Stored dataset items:
"""

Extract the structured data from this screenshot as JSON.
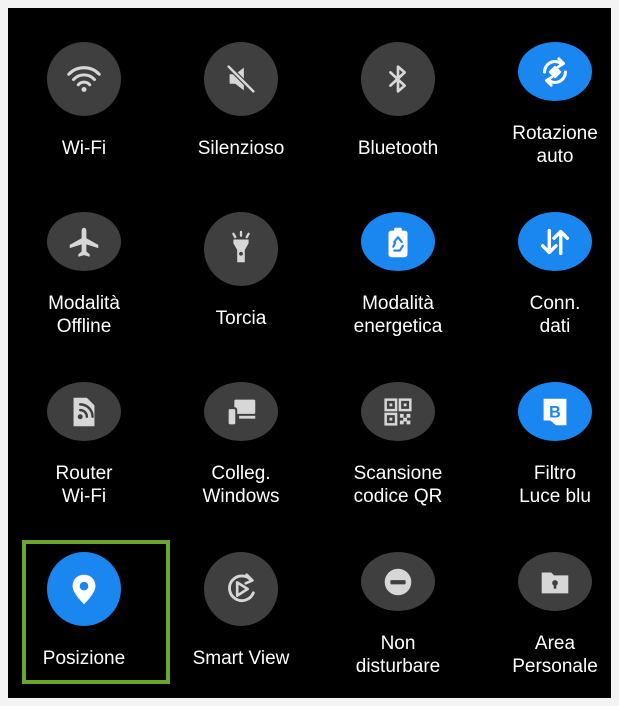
{
  "colors": {
    "accent": "#1a86f0",
    "tile_off": "#3f3f3f",
    "highlight": "#6aa62d"
  },
  "tiles": [
    {
      "label": "Wi-Fi",
      "icon": "wifi-icon",
      "active": false
    },
    {
      "label": "Silenzioso",
      "icon": "mute-icon",
      "active": false
    },
    {
      "label": "Bluetooth",
      "icon": "bluetooth-icon",
      "active": false
    },
    {
      "label": "Rotazione\nauto",
      "icon": "rotation-icon",
      "active": true
    },
    {
      "label": "Modalità\nOffline",
      "icon": "airplane-icon",
      "active": false
    },
    {
      "label": "Torcia",
      "icon": "flashlight-icon",
      "active": false
    },
    {
      "label": "Modalità\nenergetica",
      "icon": "battery-recycle-icon",
      "active": true
    },
    {
      "label": "Conn.\ndati",
      "icon": "data-arrows-icon",
      "active": true
    },
    {
      "label": "Router\nWi-Fi",
      "icon": "hotspot-icon",
      "active": false
    },
    {
      "label": "Colleg.\nWindows",
      "icon": "link-windows-icon",
      "active": false
    },
    {
      "label": "Scansione\ncodice QR",
      "icon": "qr-code-icon",
      "active": false
    },
    {
      "label": "Filtro\nLuce blu",
      "icon": "blue-light-filter-icon",
      "active": true
    },
    {
      "label": "Posizione",
      "icon": "location-pin-icon",
      "active": true
    },
    {
      "label": "Smart View",
      "icon": "smart-view-icon",
      "active": false
    },
    {
      "label": "Non\ndisturbare",
      "icon": "do-not-disturb-icon",
      "active": false
    },
    {
      "label": "Area\nPersonale",
      "icon": "secure-folder-icon",
      "active": false
    }
  ]
}
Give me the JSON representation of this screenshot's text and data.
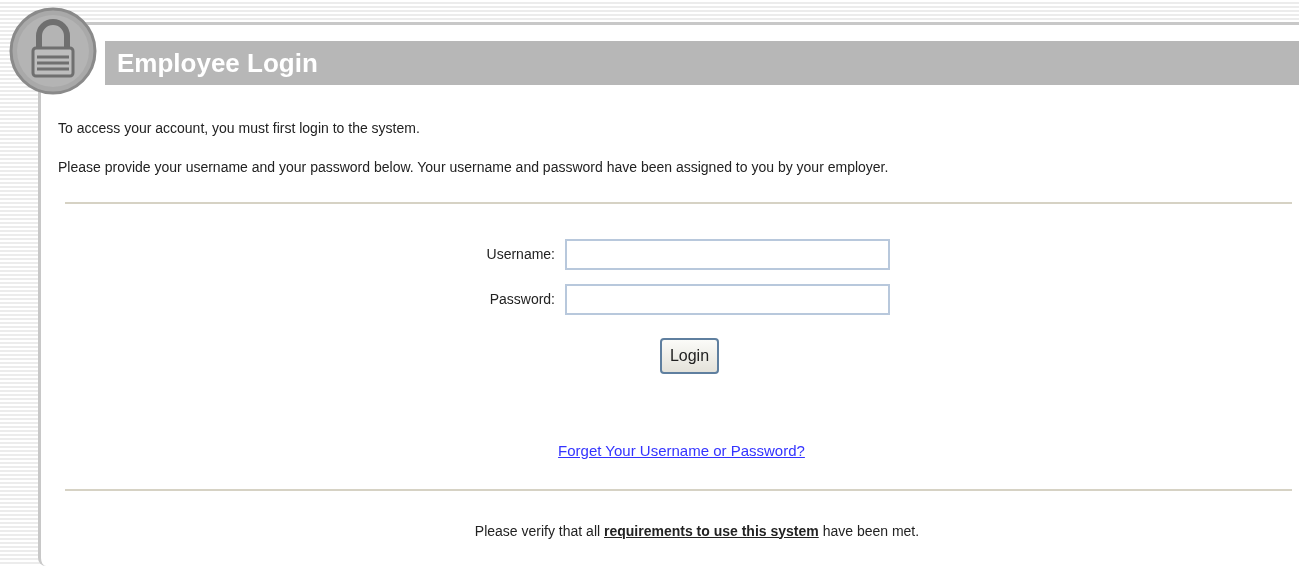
{
  "header": {
    "title": "Employee Login"
  },
  "intro": [
    "To access your account, you must first login to the system.",
    "Please provide your username and your password below. Your username and password have been assigned to you by your employer."
  ],
  "form": {
    "fields": [
      {
        "label": "Username:"
      },
      {
        "label": "Password:"
      }
    ],
    "button": "Login"
  },
  "forgot_link": "Forget Your Username or Password?",
  "footer": {
    "before": "Please verify that all ",
    "link": "requirements to use this system",
    "after": " have been met."
  }
}
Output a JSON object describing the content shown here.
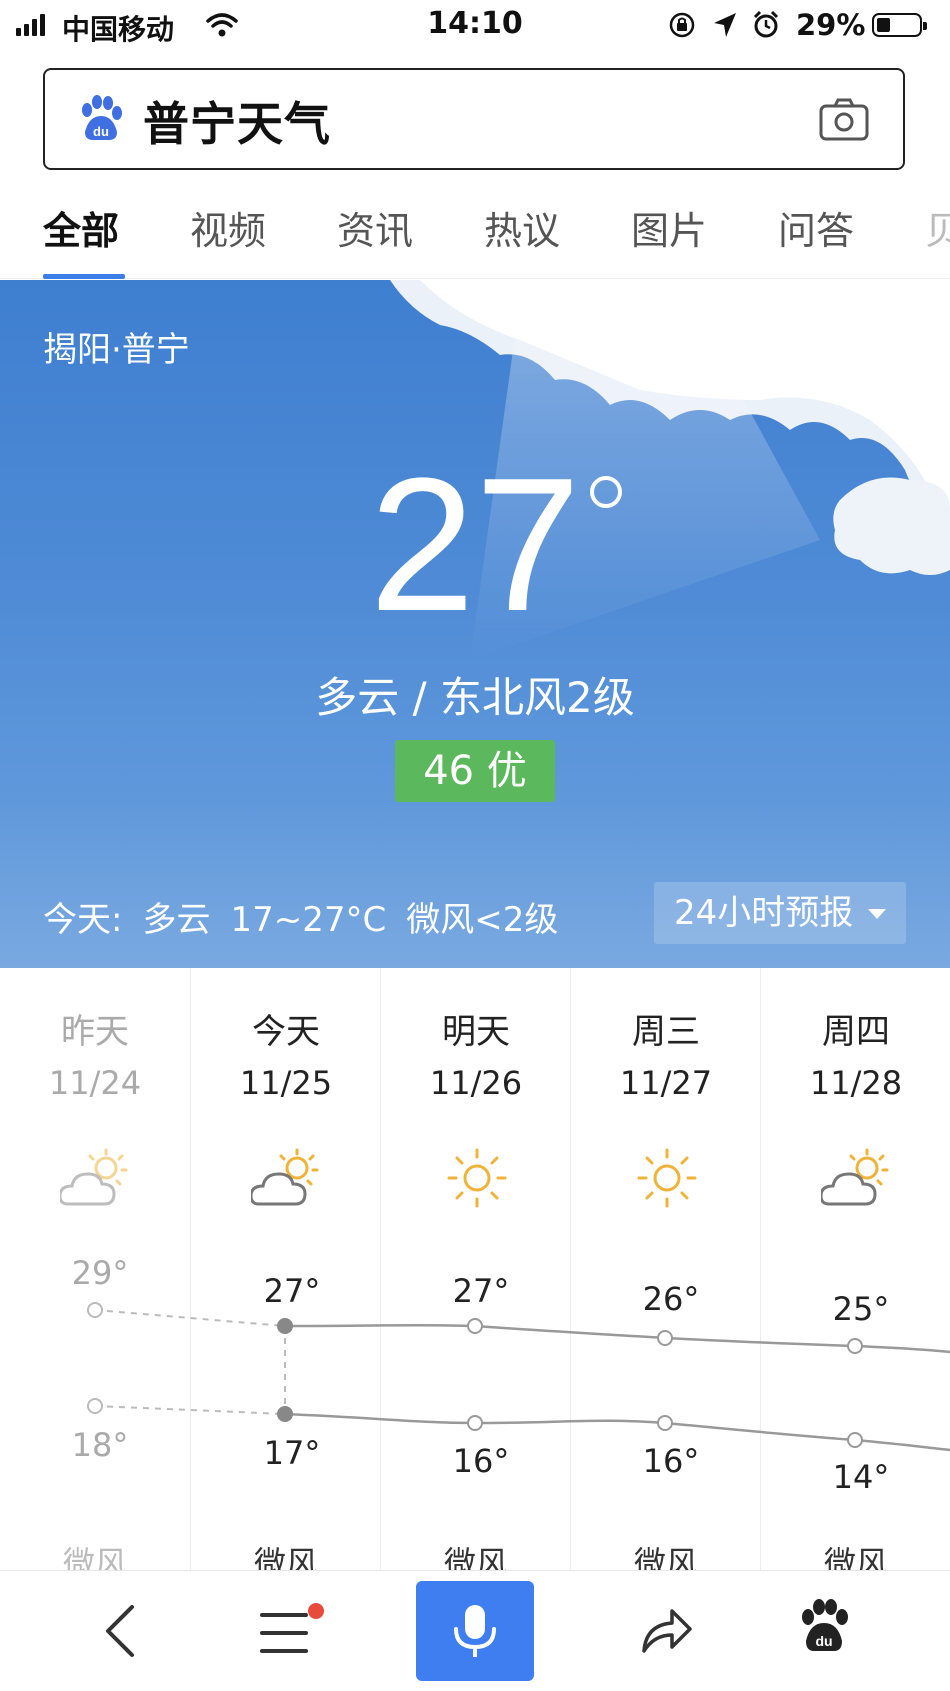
{
  "status_bar": {
    "carrier": "中国移动",
    "time": "14:10",
    "battery": "29%"
  },
  "search": {
    "query": "普宁天气"
  },
  "tabs": [
    {
      "label": "全部",
      "active": true
    },
    {
      "label": "视频"
    },
    {
      "label": "资讯"
    },
    {
      "label": "热议"
    },
    {
      "label": "图片"
    },
    {
      "label": "问答"
    }
  ],
  "weather": {
    "location": "揭阳·普宁",
    "current_temp": "27",
    "condition": "多云 / 东北风2级",
    "aqi": "46 优",
    "aqi_color": "#5cb85c",
    "today": {
      "label": "今天:",
      "condition": "多云",
      "range": "17~27°C",
      "wind": "微风<2级"
    },
    "forecast_button": "24小时预报",
    "accent": "#3f7ef0"
  },
  "forecast": [
    {
      "day": "昨天",
      "date": "11/24",
      "icon": "partly-cloudy-icon",
      "high": "29°",
      "low": "18°",
      "wind": "微风",
      "past": true
    },
    {
      "day": "今天",
      "date": "11/25",
      "icon": "partly-cloudy-icon",
      "high": "27°",
      "low": "17°",
      "wind": "微风"
    },
    {
      "day": "明天",
      "date": "11/26",
      "icon": "sunny-icon",
      "high": "27°",
      "low": "16°",
      "wind": "微风"
    },
    {
      "day": "周三",
      "date": "11/27",
      "icon": "sunny-icon",
      "high": "26°",
      "low": "16°",
      "wind": "微风"
    },
    {
      "day": "周四",
      "date": "11/28",
      "icon": "partly-cloudy-icon",
      "high": "25°",
      "low": "14°",
      "wind": "微风"
    }
  ]
}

"""

**Exercise**
Copy every line above that includes the string "system".

**Exercise answer**
    "To access your account, you must first login to the system.",
    "link": "requirements to use this system",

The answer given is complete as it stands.